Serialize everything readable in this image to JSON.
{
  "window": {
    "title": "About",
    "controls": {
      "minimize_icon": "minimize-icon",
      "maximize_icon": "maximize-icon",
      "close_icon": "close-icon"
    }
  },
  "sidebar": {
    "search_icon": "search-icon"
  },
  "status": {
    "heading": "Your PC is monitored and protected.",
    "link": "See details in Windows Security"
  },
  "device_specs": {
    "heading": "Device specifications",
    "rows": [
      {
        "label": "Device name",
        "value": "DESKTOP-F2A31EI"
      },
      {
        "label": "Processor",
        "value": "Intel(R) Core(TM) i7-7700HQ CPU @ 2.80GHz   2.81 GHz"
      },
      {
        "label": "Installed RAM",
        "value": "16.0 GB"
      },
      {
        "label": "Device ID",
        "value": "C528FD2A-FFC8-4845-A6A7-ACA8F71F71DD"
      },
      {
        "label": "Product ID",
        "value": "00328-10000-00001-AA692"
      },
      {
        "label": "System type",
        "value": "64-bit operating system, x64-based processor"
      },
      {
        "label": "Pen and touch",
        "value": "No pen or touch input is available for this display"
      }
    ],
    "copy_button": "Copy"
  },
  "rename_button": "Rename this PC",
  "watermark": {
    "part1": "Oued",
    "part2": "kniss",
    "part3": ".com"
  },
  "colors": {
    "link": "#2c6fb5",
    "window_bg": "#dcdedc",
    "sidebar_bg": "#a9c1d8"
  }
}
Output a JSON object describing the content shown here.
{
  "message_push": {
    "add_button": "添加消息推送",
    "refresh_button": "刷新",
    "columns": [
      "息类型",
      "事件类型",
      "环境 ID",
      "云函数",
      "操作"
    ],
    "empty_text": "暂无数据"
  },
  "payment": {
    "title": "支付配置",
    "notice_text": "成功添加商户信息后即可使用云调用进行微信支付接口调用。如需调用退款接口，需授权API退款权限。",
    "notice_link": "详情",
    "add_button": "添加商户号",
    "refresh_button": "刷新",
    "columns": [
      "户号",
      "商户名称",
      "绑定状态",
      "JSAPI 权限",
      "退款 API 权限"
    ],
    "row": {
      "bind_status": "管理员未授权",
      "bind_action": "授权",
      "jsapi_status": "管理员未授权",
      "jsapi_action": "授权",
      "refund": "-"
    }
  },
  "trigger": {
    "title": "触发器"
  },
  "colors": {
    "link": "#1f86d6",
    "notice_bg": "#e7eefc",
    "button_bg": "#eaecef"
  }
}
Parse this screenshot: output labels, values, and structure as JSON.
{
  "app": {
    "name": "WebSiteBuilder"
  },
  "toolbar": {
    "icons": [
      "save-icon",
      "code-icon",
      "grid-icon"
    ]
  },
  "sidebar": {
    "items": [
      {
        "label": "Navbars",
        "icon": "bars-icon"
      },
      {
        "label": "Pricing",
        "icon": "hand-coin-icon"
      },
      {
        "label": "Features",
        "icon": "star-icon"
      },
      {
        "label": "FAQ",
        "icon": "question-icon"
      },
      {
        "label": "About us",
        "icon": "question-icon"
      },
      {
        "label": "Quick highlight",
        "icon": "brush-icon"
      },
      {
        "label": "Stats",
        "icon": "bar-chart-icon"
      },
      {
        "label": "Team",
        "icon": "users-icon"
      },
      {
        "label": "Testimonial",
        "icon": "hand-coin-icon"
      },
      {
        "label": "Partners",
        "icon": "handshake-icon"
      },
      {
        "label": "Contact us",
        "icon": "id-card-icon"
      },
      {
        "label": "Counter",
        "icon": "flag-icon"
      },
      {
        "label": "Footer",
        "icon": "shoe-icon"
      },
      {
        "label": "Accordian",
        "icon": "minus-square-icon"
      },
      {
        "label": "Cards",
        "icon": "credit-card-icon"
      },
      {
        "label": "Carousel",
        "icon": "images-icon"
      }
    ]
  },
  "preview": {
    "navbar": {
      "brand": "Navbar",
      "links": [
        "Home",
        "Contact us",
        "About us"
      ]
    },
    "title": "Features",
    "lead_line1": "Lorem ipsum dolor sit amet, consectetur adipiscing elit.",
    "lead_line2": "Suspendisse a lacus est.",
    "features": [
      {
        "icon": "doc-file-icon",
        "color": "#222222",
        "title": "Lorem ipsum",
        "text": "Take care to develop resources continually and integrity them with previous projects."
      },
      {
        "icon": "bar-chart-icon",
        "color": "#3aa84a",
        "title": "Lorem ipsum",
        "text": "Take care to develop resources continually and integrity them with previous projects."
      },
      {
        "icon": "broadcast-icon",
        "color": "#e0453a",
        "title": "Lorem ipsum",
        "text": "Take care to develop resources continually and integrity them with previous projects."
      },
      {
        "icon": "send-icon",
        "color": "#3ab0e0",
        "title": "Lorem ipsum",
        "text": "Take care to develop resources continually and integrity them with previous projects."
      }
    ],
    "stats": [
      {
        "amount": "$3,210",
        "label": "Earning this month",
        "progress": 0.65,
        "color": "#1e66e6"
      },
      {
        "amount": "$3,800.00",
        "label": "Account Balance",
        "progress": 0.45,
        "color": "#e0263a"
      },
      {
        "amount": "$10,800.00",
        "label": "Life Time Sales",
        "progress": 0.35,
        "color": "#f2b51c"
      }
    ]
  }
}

> _Problem to solve_
Report how many lines hold the string "heading", giving the number and nothing else.

> _Correct result_
2